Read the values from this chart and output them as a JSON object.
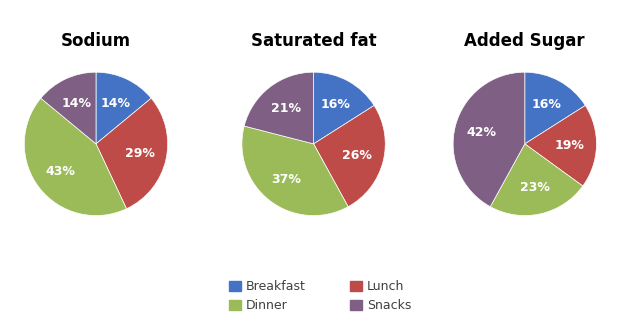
{
  "charts": [
    {
      "title": "Sodium",
      "values": [
        14,
        29,
        43,
        14
      ],
      "labels": [
        "14%",
        "29%",
        "43%",
        "14%"
      ],
      "order": [
        "Breakfast",
        "Lunch",
        "Dinner",
        "Snacks"
      ]
    },
    {
      "title": "Saturated fat",
      "values": [
        16,
        26,
        37,
        21
      ],
      "labels": [
        "16%",
        "26%",
        "37%",
        "21%"
      ],
      "order": [
        "Breakfast",
        "Lunch",
        "Dinner",
        "Snacks"
      ]
    },
    {
      "title": "Added Sugar",
      "values": [
        16,
        19,
        23,
        42
      ],
      "labels": [
        "16%",
        "19%",
        "23%",
        "42%"
      ],
      "order": [
        "Breakfast",
        "Lunch",
        "Dinner",
        "Snacks"
      ]
    }
  ],
  "colors": {
    "Breakfast": "#4472C4",
    "Lunch": "#BE4B48",
    "Dinner": "#9BBB59",
    "Snacks": "#7F6084"
  },
  "legend_row1": [
    "Breakfast",
    "Dinner"
  ],
  "legend_row2": [
    "Lunch",
    "Snacks"
  ],
  "background_color": "#FFFFFF",
  "title_fontsize": 12,
  "label_fontsize": 9,
  "legend_fontsize": 9
}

Aim of the exercise
Go back to the records above and write them out exactly, without the pictures.

In response
Read the values from this chart and output them as a JSON object.
{
  "charts": [
    {
      "title": "Sodium",
      "values": [
        14,
        29,
        43,
        14
      ],
      "labels": [
        "14%",
        "29%",
        "43%",
        "14%"
      ],
      "order": [
        "Breakfast",
        "Lunch",
        "Dinner",
        "Snacks"
      ]
    },
    {
      "title": "Saturated fat",
      "values": [
        16,
        26,
        37,
        21
      ],
      "labels": [
        "16%",
        "26%",
        "37%",
        "21%"
      ],
      "order": [
        "Breakfast",
        "Lunch",
        "Dinner",
        "Snacks"
      ]
    },
    {
      "title": "Added Sugar",
      "values": [
        16,
        19,
        23,
        42
      ],
      "labels": [
        "16%",
        "19%",
        "23%",
        "42%"
      ],
      "order": [
        "Breakfast",
        "Lunch",
        "Dinner",
        "Snacks"
      ]
    }
  ],
  "colors": {
    "Breakfast": "#4472C4",
    "Lunch": "#BE4B48",
    "Dinner": "#9BBB59",
    "Snacks": "#7F6084"
  },
  "legend_row1": [
    "Breakfast",
    "Dinner"
  ],
  "legend_row2": [
    "Lunch",
    "Snacks"
  ],
  "background_color": "#FFFFFF",
  "title_fontsize": 12,
  "label_fontsize": 9,
  "legend_fontsize": 9
}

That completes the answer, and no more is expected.